Extract every line where the string "open" appears.

====== Provided material ======

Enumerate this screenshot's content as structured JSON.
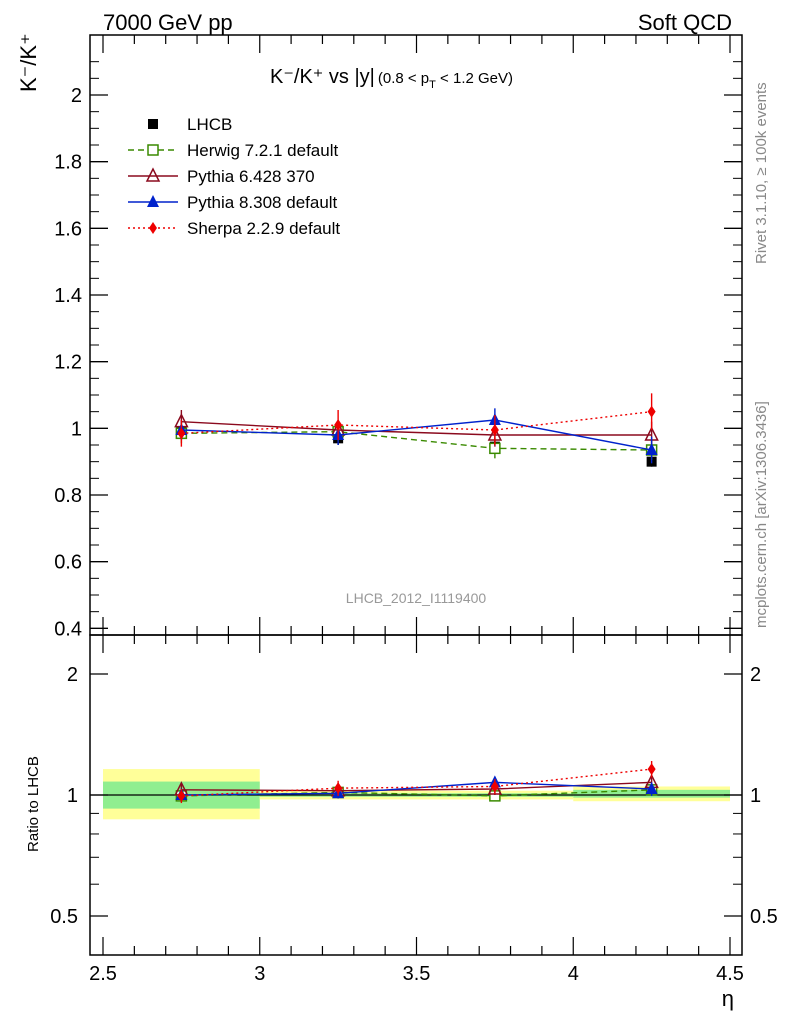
{
  "header": {
    "left": "7000 GeV pp",
    "right": "Soft QCD"
  },
  "title": {
    "main": "K⁻/K⁺ vs |y|",
    "sub": "(0.8 < p",
    "sub_index": "T",
    "sub_end": " < 1.2 GeV)"
  },
  "side_labels": {
    "rivet": "Rivet 3.1.10, ≥ 100k events",
    "mcplots": "mcplots.cern.ch [arXiv:1306.3436]"
  },
  "watermark": "LHCB_2012_I1119400",
  "colors": {
    "data": "#000000",
    "herwig": "#3a8a00",
    "pythia6": "#8b0a1e",
    "pythia8": "#0022cc",
    "sherpa": "#ee0000",
    "band_inner": "#90ee90",
    "band_outer": "#ffff99"
  },
  "chart_data": [
    {
      "type": "scatter",
      "panel": "main",
      "xlabel": "",
      "ylabel": "K⁻/K⁺",
      "xlim": [
        2.5,
        4.5
      ],
      "ylim": [
        0.38,
        2.18
      ],
      "yticks": [
        0.4,
        0.6,
        0.8,
        1,
        1.2,
        1.4,
        1.6,
        1.8,
        2
      ],
      "ytick_labels": [
        "0.4",
        "0.6",
        "0.8",
        "1",
        "1.2",
        "1.4",
        "1.6",
        "1.8",
        "2"
      ],
      "legend_position": "top-left",
      "x": [
        2.75,
        3.25,
        3.75,
        4.25
      ],
      "series": [
        {
          "name": "LHCB",
          "key": "data",
          "marker": "square-filled",
          "line": "none",
          "values": [
            0.99,
            0.97,
            0.945,
            0.9
          ],
          "errors": [
            0.02,
            0.02,
            0.02,
            0.015
          ]
        },
        {
          "name": "Herwig 7.2.1 default",
          "key": "herwig",
          "marker": "square-open",
          "line": "dashed",
          "values": [
            0.985,
            0.99,
            0.94,
            0.935
          ],
          "errors": [
            0.03,
            0.03,
            0.03,
            0.03
          ]
        },
        {
          "name": "Pythia 6.428 370",
          "key": "pythia6",
          "marker": "triangle-open",
          "line": "solid",
          "values": [
            1.02,
            0.995,
            0.98,
            0.98
          ],
          "errors": [
            0.035,
            0.03,
            0.035,
            0.04
          ]
        },
        {
          "name": "Pythia 8.308 default",
          "key": "pythia8",
          "marker": "triangle-filled",
          "line": "solid",
          "values": [
            0.995,
            0.98,
            1.025,
            0.935
          ],
          "errors": [
            0.03,
            0.03,
            0.035,
            0.04
          ]
        },
        {
          "name": "Sherpa 2.2.9 default",
          "key": "sherpa",
          "marker": "diamond-filled",
          "line": "dotted",
          "values": [
            0.985,
            1.01,
            0.995,
            1.05
          ],
          "errors": [
            0.04,
            0.045,
            0.045,
            0.055
          ]
        }
      ]
    },
    {
      "type": "scatter",
      "panel": "ratio",
      "xlabel": "η",
      "ylabel": "Ratio to LHCB",
      "xlim": [
        2.5,
        4.5
      ],
      "ylim": [
        0.4,
        2.5
      ],
      "yscale": "log",
      "yticks": [
        0.5,
        1,
        2
      ],
      "ytick_labels": [
        "0.5",
        "1",
        "2"
      ],
      "xticks": [
        2.5,
        3,
        3.5,
        4,
        4.5
      ],
      "xtick_labels": [
        "2.5",
        "3",
        "3.5",
        "4",
        "4.5"
      ],
      "x": [
        2.75,
        3.25,
        3.75,
        4.25
      ],
      "bins": [
        [
          2.5,
          3.0
        ],
        [
          3.0,
          3.5
        ],
        [
          3.5,
          4.0
        ],
        [
          4.0,
          4.5
        ]
      ],
      "band_inner": [
        [
          0.925,
          1.08
        ],
        [
          0.99,
          1.01
        ],
        [
          0.99,
          1.01
        ],
        [
          0.985,
          1.03
        ]
      ],
      "band_outer": [
        [
          0.87,
          1.16
        ],
        [
          0.975,
          1.025
        ],
        [
          0.975,
          1.025
        ],
        [
          0.965,
          1.05
        ]
      ],
      "series": [
        {
          "name": "Herwig 7.2.1 default",
          "key": "herwig",
          "values": [
            0.995,
            1.015,
            0.995,
            1.03
          ],
          "errors": [
            0.03,
            0.03,
            0.03,
            0.03
          ]
        },
        {
          "name": "Pythia 6.428 370",
          "key": "pythia6",
          "values": [
            1.03,
            1.025,
            1.035,
            1.075
          ],
          "errors": [
            0.035,
            0.03,
            0.035,
            0.04
          ]
        },
        {
          "name": "Pythia 8.308 default",
          "key": "pythia8",
          "values": [
            1.0,
            1.01,
            1.075,
            1.035
          ],
          "errors": [
            0.03,
            0.03,
            0.035,
            0.04
          ]
        },
        {
          "name": "Sherpa 2.2.9 default",
          "key": "sherpa",
          "values": [
            0.995,
            1.04,
            1.05,
            1.16
          ],
          "errors": [
            0.04,
            0.045,
            0.045,
            0.055
          ]
        }
      ]
    }
  ]
}
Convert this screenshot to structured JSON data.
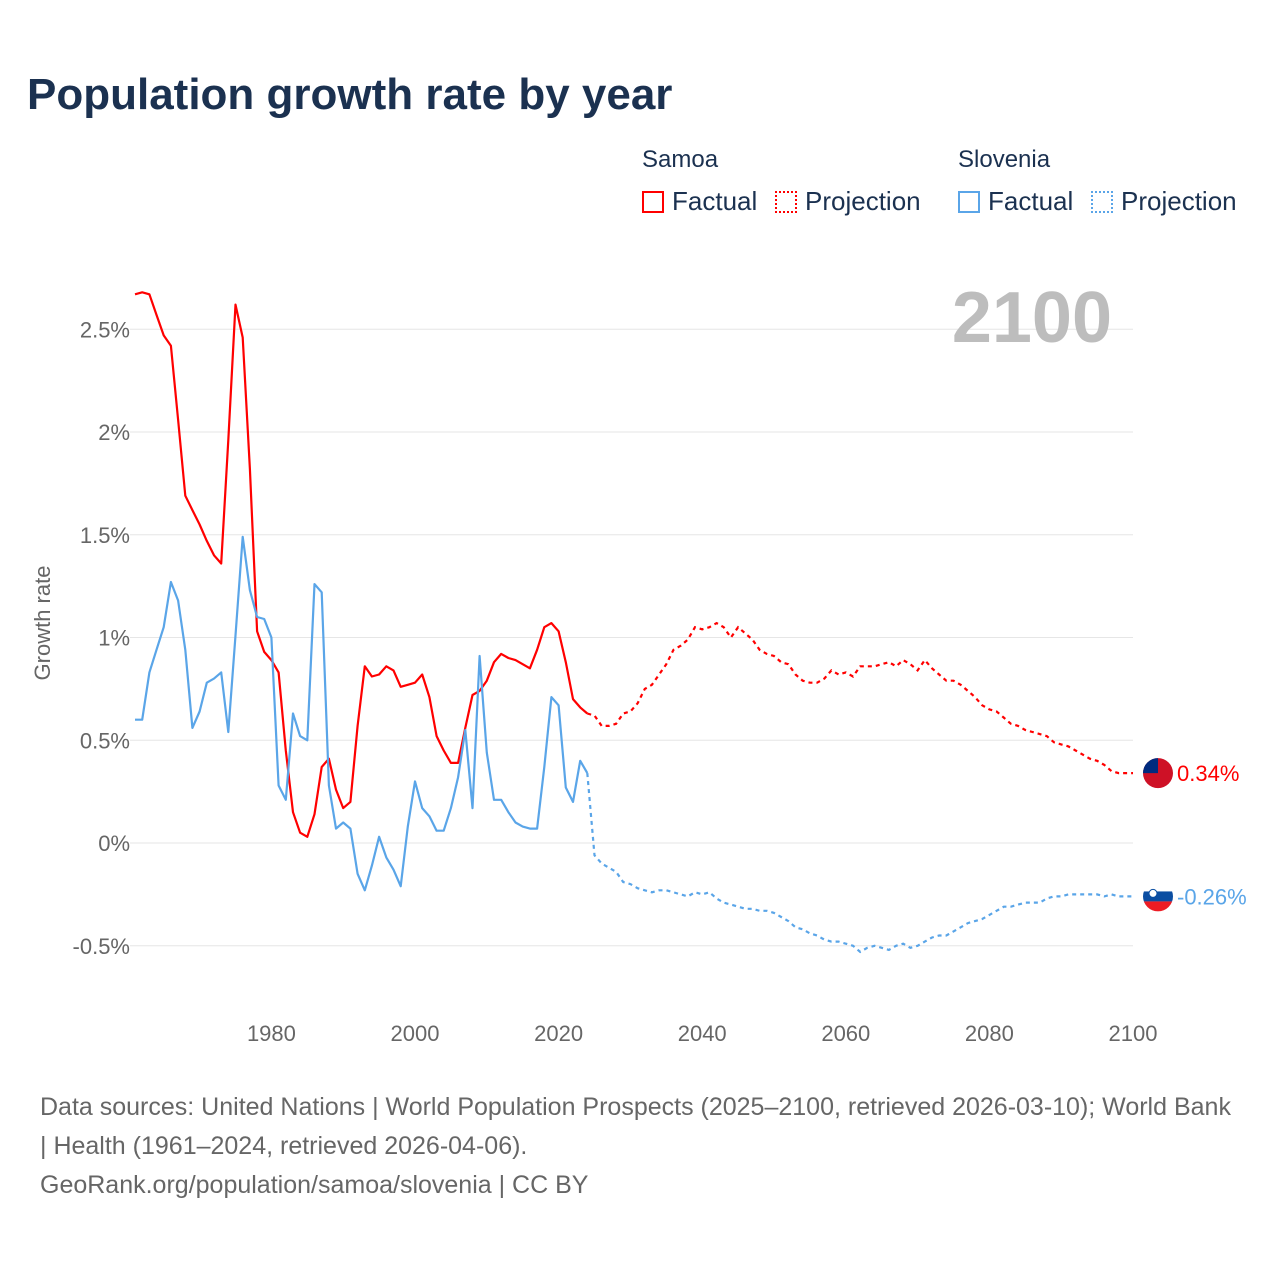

======

## Problem solution
          "marker": "square-open",
          "marker": "triangle-open",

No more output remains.